── Record list
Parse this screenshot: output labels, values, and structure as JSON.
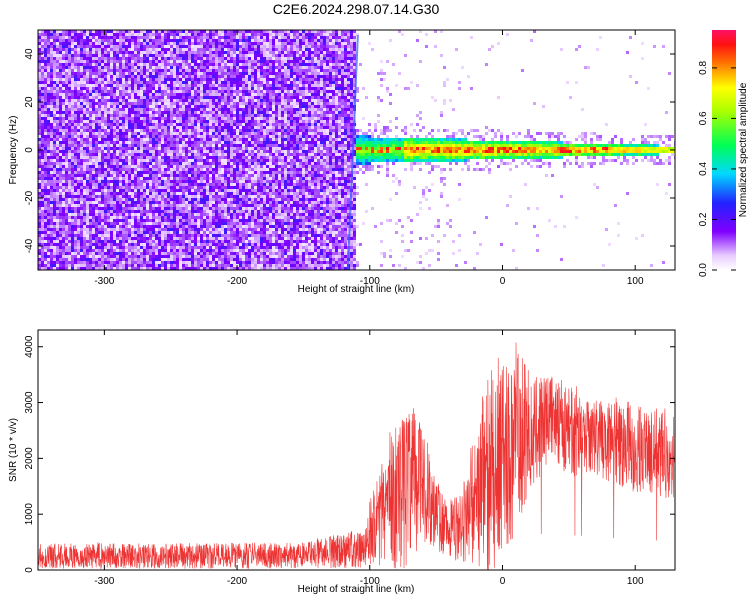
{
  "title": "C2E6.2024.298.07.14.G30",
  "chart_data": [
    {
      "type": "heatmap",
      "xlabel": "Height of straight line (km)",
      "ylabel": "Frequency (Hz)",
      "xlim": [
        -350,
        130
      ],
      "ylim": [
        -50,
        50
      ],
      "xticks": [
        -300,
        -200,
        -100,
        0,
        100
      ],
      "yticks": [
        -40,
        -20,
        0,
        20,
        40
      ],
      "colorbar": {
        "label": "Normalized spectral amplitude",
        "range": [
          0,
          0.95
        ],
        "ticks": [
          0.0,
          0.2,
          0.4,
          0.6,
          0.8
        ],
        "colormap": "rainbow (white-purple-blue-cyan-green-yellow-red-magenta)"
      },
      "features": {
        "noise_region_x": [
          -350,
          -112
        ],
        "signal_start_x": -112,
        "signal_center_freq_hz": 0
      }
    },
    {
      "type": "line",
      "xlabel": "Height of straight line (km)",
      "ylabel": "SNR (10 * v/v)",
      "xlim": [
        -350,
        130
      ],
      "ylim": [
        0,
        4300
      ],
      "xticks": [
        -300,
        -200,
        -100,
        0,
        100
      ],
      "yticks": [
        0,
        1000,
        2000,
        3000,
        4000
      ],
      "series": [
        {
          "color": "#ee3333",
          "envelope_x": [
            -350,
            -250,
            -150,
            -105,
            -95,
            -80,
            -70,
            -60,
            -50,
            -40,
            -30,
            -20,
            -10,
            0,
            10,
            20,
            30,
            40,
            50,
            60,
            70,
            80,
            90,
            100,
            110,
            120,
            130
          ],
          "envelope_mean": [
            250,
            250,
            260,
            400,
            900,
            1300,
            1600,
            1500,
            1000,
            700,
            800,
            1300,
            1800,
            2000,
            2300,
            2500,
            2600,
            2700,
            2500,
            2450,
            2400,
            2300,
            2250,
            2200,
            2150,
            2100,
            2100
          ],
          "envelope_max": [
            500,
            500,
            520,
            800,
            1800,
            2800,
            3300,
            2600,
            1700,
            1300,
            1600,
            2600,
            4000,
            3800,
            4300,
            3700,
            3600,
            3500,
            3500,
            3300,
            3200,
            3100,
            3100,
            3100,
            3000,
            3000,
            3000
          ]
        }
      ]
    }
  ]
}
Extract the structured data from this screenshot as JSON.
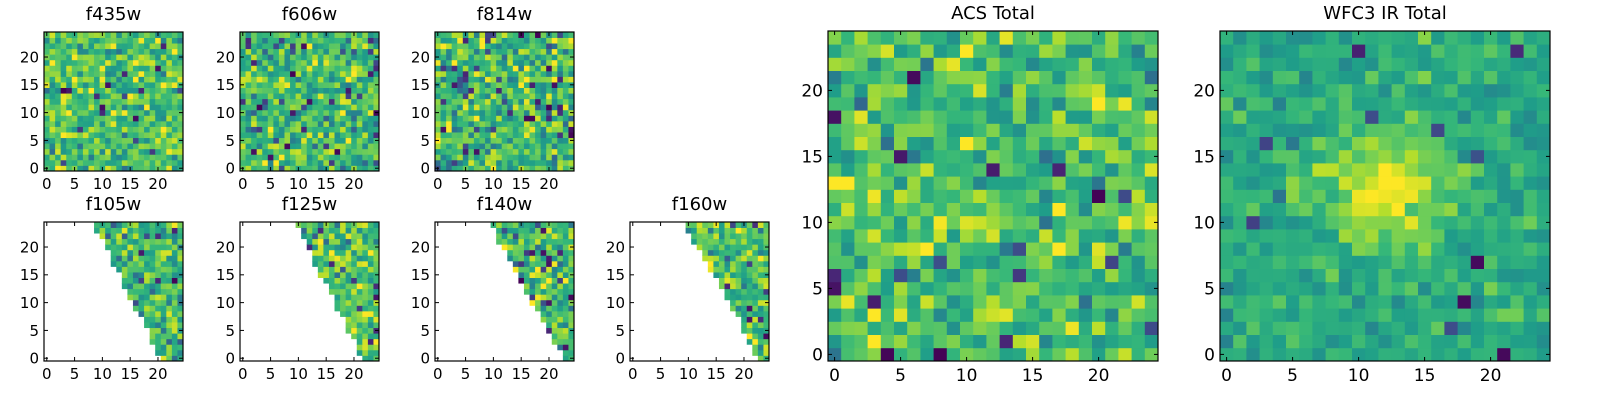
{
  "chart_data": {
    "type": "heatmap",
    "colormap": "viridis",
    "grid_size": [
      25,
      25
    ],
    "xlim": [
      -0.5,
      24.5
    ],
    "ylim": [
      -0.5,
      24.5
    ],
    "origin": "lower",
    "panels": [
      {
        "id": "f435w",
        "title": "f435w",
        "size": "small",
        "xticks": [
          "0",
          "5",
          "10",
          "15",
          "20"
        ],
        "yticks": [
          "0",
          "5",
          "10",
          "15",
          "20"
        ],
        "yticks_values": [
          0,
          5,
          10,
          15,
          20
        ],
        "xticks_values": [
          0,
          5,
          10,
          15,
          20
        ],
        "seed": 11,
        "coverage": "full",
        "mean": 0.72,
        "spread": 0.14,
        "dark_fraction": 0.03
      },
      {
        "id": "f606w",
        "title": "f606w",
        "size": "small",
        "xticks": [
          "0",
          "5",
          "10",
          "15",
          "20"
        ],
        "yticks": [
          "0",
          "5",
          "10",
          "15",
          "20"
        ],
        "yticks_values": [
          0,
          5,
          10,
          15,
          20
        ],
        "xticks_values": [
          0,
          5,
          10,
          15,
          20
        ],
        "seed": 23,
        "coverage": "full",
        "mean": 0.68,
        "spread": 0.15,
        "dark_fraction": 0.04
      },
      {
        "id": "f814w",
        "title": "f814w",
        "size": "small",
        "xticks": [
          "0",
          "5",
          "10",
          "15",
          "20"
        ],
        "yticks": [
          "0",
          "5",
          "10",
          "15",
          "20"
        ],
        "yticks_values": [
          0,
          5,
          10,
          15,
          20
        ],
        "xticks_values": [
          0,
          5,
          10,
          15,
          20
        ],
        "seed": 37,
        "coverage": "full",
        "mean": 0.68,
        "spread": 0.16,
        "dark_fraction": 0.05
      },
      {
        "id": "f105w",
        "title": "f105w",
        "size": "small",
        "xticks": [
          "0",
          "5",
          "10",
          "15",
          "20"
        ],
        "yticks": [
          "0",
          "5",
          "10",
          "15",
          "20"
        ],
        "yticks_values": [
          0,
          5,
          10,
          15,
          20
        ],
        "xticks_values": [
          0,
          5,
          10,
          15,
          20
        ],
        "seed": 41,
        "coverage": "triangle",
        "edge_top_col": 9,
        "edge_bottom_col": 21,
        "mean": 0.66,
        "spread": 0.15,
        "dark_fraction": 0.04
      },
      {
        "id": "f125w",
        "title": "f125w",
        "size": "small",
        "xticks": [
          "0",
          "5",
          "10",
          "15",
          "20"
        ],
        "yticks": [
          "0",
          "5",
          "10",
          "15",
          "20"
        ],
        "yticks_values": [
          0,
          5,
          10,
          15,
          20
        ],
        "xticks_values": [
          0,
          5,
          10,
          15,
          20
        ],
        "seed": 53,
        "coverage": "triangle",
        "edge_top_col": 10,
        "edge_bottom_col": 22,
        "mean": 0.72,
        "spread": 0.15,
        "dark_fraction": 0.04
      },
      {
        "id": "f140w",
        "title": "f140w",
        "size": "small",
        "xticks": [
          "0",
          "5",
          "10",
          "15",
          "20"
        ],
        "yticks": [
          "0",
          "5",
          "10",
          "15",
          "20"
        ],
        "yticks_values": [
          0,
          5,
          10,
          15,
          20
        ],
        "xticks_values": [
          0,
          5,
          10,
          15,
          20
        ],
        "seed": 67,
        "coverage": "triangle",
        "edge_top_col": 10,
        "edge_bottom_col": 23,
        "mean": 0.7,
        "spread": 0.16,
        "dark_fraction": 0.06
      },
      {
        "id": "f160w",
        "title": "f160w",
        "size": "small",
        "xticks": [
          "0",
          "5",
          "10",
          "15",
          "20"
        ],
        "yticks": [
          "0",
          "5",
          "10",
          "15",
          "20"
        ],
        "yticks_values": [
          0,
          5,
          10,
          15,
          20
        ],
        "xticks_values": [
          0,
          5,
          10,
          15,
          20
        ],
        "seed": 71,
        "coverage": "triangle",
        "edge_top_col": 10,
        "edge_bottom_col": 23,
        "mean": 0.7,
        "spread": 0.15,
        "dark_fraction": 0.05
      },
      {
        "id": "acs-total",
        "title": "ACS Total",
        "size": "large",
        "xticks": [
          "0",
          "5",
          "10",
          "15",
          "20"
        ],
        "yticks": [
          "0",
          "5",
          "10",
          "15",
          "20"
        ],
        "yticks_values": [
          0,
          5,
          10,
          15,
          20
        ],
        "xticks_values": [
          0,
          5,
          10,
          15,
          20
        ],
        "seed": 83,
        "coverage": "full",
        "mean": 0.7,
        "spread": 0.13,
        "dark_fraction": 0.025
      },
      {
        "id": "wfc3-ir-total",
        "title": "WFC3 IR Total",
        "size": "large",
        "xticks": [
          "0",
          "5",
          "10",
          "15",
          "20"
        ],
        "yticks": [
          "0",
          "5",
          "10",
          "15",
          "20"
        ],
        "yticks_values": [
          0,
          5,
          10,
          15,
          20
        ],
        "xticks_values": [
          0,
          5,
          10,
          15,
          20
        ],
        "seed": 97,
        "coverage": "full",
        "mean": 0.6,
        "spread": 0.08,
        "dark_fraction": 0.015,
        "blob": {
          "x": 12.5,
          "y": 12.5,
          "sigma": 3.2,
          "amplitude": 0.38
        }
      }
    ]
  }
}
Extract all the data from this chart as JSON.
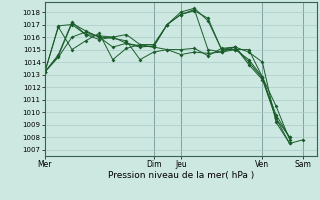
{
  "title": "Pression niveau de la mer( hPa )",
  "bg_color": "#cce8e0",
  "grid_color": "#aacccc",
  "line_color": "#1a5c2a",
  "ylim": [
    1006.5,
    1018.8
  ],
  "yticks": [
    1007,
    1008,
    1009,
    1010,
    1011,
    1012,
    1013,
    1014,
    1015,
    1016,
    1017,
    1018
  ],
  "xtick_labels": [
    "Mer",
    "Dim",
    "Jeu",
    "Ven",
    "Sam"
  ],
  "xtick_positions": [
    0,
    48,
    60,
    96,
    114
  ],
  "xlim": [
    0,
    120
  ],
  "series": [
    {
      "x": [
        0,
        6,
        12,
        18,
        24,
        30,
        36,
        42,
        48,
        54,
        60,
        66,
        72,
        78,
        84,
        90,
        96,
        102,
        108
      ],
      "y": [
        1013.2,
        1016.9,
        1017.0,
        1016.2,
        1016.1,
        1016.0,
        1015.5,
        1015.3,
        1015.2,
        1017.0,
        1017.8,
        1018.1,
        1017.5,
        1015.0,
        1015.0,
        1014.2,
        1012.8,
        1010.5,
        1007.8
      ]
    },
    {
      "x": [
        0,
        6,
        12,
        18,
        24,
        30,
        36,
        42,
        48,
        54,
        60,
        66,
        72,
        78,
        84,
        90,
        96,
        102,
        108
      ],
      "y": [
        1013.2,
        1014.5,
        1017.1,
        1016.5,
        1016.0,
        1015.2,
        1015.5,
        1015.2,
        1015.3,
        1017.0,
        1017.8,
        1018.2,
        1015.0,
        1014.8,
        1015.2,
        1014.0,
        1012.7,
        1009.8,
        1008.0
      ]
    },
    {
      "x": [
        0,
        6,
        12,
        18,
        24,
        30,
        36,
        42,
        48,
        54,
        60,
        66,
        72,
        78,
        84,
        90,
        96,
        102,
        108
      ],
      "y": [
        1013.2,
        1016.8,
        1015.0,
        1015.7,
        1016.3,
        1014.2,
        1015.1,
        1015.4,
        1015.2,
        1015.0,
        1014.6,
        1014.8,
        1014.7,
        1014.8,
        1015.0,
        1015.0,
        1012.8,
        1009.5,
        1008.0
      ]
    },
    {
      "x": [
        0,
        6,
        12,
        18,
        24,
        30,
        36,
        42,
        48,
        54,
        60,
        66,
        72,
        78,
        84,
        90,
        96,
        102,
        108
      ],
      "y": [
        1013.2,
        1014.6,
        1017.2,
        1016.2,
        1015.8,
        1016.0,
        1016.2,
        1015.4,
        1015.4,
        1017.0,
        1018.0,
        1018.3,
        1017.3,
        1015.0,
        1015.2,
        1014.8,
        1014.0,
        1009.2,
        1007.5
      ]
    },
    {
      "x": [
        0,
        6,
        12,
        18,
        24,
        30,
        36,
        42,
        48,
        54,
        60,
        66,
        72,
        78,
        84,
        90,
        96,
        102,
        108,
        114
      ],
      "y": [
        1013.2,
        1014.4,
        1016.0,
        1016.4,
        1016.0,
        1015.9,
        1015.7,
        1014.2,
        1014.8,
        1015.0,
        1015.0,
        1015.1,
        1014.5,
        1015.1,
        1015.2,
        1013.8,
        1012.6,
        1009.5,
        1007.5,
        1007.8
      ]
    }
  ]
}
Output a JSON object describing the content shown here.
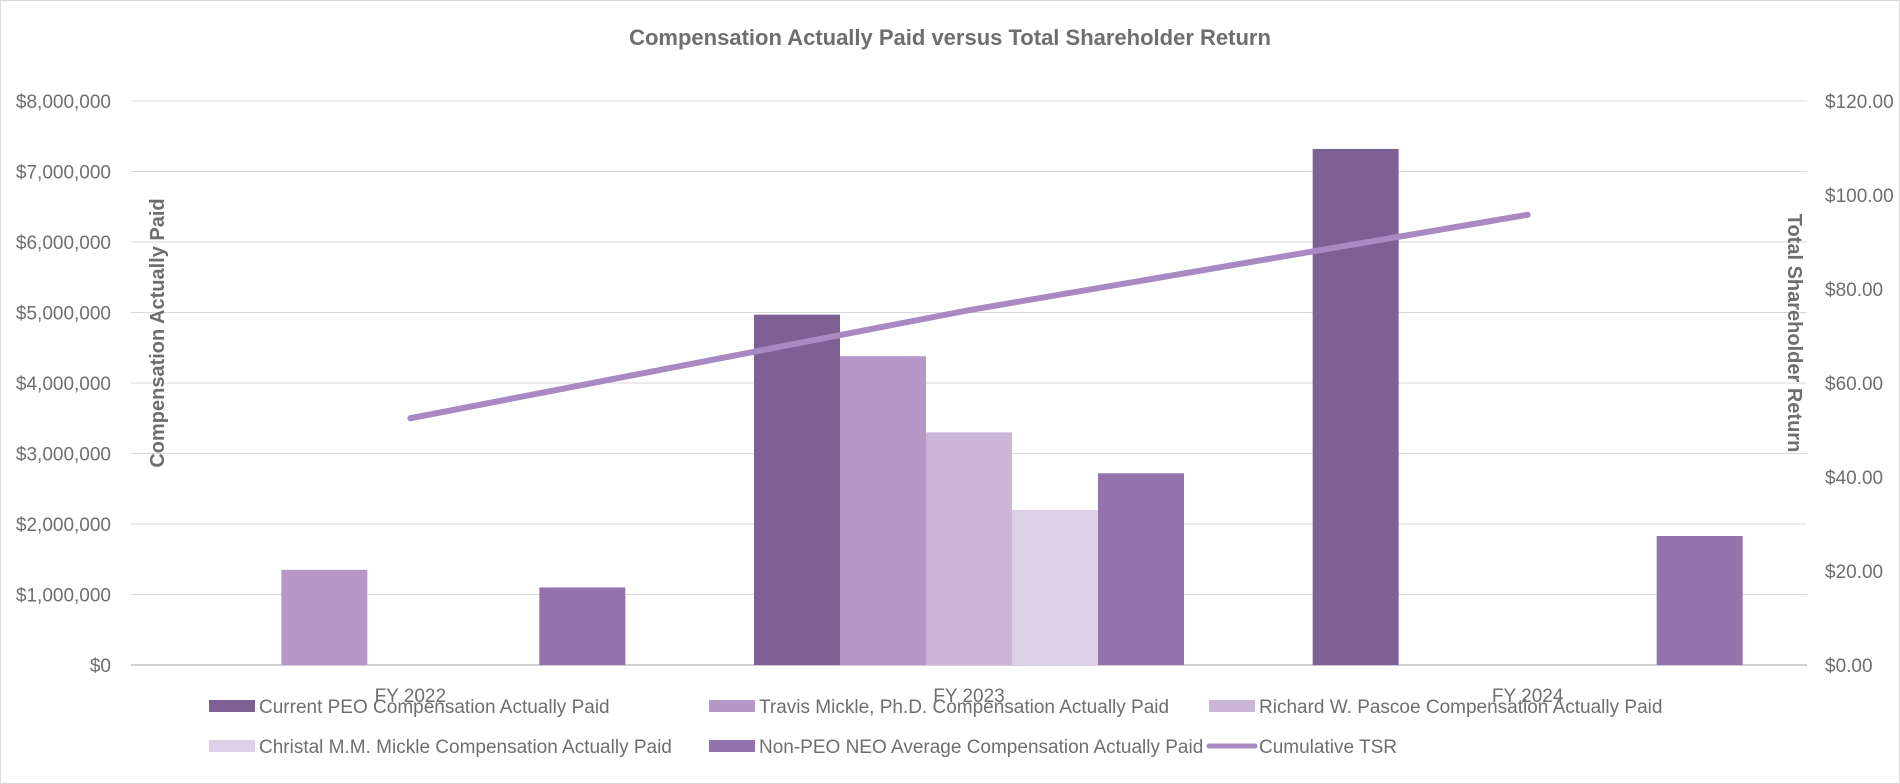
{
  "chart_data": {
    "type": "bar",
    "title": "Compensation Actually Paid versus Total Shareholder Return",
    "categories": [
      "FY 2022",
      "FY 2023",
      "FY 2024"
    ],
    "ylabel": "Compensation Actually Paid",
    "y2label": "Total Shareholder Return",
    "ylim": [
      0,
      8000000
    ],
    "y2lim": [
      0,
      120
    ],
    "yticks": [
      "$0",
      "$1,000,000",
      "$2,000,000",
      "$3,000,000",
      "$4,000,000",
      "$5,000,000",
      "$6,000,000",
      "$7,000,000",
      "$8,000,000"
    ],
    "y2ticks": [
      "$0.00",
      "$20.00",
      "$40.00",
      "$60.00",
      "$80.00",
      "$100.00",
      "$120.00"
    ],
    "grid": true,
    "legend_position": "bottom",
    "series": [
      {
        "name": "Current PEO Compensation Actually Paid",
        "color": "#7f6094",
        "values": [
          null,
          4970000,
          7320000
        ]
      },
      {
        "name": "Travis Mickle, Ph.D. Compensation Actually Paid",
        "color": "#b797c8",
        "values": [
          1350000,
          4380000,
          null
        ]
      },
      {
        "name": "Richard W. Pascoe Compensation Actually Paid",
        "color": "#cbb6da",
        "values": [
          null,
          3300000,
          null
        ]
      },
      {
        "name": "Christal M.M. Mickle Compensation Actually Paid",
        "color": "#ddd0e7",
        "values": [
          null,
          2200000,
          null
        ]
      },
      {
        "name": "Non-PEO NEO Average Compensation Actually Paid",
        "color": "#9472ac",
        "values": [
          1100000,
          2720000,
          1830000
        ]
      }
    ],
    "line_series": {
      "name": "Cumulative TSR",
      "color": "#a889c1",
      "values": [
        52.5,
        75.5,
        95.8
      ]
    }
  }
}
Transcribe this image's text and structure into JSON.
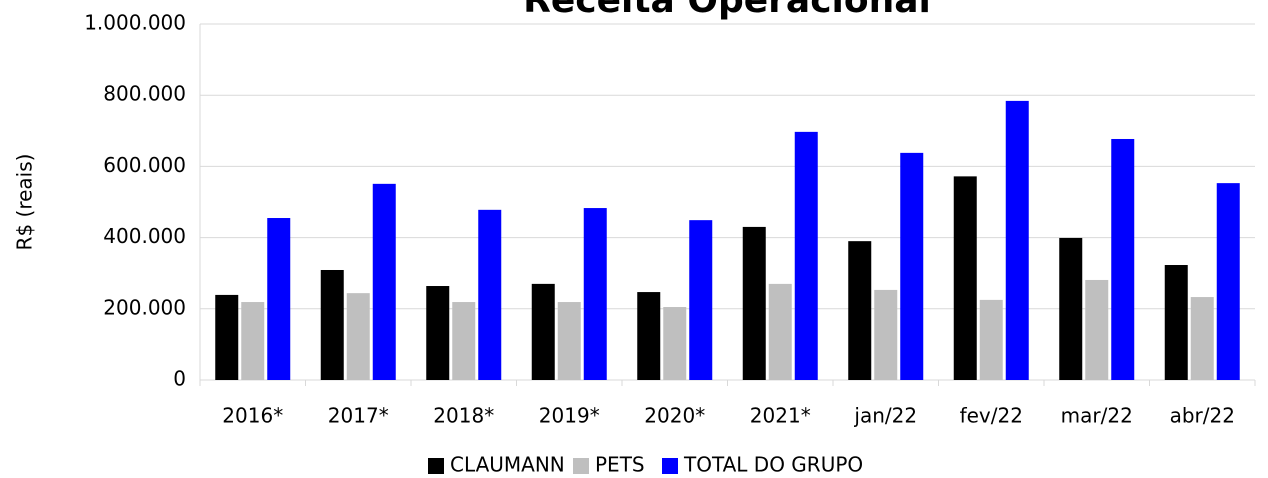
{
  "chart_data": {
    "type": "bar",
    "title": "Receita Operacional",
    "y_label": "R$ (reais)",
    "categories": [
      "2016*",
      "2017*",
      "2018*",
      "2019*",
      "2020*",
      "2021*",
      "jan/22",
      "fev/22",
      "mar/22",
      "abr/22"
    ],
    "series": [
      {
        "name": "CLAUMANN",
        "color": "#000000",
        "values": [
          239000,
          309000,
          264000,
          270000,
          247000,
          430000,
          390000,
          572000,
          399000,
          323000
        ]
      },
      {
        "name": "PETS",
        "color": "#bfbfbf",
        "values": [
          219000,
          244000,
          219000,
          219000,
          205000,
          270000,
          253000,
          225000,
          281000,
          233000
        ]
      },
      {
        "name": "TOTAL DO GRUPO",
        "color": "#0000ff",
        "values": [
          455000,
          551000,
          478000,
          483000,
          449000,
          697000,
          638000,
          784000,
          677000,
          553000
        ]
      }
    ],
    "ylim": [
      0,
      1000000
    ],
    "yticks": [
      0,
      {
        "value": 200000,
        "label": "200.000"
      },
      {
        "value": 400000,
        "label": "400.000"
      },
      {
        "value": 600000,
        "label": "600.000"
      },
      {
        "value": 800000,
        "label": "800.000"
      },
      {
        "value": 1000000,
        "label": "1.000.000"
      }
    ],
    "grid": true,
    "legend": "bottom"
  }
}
────
Task to carry out: Go through the data and gather every line that holds "colormap".

Worked solution:
        "colormap": "rainbow (white-purple-blue-cyan-green-yellow-red-magenta)"
    "colormap": "viridis",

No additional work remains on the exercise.